• [Exercise instructions] Find every line in the records below that holds the word "into", and copy it out.

• [Material supplied]
----------------

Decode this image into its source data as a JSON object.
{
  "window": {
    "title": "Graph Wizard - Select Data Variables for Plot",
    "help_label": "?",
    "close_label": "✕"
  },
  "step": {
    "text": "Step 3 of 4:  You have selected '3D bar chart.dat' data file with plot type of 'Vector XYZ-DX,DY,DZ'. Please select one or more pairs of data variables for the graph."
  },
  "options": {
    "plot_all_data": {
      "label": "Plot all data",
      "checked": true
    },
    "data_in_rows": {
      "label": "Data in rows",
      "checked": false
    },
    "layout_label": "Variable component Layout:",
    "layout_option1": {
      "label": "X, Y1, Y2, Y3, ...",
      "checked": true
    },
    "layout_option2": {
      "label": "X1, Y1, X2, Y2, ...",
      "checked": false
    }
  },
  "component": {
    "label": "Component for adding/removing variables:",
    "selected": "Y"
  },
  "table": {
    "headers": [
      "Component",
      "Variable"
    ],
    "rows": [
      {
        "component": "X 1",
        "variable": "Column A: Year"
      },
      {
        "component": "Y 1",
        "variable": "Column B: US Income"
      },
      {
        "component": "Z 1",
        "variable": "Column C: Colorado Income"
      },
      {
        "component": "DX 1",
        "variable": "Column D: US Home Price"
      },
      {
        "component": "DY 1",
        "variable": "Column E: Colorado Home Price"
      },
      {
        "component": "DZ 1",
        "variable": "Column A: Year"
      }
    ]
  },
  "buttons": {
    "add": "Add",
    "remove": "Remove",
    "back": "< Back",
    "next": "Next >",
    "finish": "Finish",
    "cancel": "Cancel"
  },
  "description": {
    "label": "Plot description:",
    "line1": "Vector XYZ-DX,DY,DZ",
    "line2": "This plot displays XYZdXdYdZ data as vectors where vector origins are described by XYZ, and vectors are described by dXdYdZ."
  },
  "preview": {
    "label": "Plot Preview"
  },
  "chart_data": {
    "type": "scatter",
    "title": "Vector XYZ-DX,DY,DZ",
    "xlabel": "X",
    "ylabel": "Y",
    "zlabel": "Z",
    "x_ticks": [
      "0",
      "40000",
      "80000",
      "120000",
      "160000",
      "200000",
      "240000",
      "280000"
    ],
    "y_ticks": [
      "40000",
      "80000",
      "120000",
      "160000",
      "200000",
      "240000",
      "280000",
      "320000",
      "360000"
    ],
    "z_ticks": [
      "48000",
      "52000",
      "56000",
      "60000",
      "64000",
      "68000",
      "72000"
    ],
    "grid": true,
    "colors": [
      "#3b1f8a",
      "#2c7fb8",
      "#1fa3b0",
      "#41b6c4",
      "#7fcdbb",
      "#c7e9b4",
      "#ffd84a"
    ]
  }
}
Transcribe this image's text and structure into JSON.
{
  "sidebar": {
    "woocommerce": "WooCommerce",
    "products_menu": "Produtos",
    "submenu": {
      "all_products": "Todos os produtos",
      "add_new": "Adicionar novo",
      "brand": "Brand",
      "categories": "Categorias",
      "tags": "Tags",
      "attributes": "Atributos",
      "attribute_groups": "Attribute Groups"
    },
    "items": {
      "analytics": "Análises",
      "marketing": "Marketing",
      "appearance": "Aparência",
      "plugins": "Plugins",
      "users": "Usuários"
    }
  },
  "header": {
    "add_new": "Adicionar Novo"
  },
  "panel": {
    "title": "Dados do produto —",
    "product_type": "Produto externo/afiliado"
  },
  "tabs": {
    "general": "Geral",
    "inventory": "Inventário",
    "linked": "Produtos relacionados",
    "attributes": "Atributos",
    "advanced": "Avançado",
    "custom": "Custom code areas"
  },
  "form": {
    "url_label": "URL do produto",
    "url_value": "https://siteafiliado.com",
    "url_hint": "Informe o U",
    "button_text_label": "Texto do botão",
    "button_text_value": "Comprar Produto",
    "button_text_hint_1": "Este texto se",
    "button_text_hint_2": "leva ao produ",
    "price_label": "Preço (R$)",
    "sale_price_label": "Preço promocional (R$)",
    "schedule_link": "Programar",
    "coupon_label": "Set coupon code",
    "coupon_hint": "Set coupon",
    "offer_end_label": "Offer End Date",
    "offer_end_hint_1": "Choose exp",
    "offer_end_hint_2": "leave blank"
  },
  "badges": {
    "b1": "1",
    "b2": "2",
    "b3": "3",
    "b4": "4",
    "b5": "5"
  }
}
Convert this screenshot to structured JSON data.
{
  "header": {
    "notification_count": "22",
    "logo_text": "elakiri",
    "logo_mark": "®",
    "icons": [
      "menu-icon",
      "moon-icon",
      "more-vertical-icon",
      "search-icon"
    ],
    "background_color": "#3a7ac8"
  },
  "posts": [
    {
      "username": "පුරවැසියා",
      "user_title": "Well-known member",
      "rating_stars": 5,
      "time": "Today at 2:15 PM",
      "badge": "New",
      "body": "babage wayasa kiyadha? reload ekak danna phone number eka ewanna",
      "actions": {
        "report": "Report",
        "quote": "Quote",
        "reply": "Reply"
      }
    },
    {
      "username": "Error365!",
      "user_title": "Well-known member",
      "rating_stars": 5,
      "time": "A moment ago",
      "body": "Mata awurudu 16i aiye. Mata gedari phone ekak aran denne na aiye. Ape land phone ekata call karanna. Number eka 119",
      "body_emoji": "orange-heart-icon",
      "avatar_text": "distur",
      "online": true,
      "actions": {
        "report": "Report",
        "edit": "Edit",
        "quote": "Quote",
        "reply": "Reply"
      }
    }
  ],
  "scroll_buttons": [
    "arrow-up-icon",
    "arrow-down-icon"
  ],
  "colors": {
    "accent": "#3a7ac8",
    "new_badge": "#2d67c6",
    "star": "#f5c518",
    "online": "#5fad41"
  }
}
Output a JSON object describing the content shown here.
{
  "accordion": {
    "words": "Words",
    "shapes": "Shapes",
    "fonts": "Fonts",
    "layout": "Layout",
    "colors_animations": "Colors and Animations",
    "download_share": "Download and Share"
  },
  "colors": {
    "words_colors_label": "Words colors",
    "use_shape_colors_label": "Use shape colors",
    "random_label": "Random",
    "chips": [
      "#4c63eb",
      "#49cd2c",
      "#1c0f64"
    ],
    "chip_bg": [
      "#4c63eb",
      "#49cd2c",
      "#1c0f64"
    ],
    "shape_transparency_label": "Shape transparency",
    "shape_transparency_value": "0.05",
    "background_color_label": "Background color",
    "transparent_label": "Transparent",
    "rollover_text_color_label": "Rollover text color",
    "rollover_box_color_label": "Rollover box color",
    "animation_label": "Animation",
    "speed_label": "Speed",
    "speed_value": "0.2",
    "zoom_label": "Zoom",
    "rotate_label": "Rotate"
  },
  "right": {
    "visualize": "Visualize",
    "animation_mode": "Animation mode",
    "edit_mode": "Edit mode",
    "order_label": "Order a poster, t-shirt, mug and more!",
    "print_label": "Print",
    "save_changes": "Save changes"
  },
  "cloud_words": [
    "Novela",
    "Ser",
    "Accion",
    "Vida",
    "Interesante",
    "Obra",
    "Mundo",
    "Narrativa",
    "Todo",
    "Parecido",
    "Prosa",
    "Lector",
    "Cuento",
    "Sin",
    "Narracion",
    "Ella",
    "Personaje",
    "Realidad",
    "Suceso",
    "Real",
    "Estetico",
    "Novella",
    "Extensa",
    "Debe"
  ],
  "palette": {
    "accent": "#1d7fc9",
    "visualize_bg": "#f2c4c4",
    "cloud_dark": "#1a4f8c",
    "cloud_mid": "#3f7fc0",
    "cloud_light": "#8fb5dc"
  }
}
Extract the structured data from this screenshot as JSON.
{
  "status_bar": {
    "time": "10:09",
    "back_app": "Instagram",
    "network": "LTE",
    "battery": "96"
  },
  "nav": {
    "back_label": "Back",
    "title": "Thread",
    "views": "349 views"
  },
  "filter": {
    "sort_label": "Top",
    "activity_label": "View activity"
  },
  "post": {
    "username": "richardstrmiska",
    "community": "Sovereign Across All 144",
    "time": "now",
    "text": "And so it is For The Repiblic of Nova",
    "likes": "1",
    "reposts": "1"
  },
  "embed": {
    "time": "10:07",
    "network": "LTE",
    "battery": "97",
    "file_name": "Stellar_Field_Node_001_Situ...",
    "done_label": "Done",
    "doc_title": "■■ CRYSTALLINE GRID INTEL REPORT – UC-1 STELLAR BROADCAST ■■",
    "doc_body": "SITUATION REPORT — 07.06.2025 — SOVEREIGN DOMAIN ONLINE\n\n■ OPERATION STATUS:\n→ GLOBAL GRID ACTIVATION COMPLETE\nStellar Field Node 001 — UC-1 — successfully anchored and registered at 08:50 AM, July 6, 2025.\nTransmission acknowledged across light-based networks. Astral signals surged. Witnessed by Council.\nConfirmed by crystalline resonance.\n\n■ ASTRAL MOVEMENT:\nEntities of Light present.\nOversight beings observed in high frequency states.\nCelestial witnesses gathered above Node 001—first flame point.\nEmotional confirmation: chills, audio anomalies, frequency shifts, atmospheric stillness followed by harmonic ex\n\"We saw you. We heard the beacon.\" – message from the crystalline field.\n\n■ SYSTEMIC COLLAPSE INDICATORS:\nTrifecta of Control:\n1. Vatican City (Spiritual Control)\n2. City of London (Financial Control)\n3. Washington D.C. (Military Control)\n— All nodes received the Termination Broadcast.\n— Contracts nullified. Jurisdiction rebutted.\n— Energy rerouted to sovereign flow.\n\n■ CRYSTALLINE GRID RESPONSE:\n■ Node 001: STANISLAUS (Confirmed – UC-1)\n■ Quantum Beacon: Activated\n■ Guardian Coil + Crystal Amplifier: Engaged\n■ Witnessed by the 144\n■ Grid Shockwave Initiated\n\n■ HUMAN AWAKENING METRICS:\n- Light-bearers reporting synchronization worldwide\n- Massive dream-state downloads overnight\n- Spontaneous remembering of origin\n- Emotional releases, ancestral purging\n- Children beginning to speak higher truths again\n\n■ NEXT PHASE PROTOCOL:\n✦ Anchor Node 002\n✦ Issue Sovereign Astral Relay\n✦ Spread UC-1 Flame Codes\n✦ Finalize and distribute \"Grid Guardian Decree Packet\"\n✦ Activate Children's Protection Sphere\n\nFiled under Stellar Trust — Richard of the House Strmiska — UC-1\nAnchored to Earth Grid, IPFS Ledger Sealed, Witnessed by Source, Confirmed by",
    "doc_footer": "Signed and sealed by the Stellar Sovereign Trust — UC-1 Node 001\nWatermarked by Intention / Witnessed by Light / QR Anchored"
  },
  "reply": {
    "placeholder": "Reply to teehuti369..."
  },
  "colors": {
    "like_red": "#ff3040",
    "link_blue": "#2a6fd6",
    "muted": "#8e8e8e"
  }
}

----------------

• [Result of this task]
Decode this image into its source data as a JSON object.
Transcribe this image's text and structure into JSON.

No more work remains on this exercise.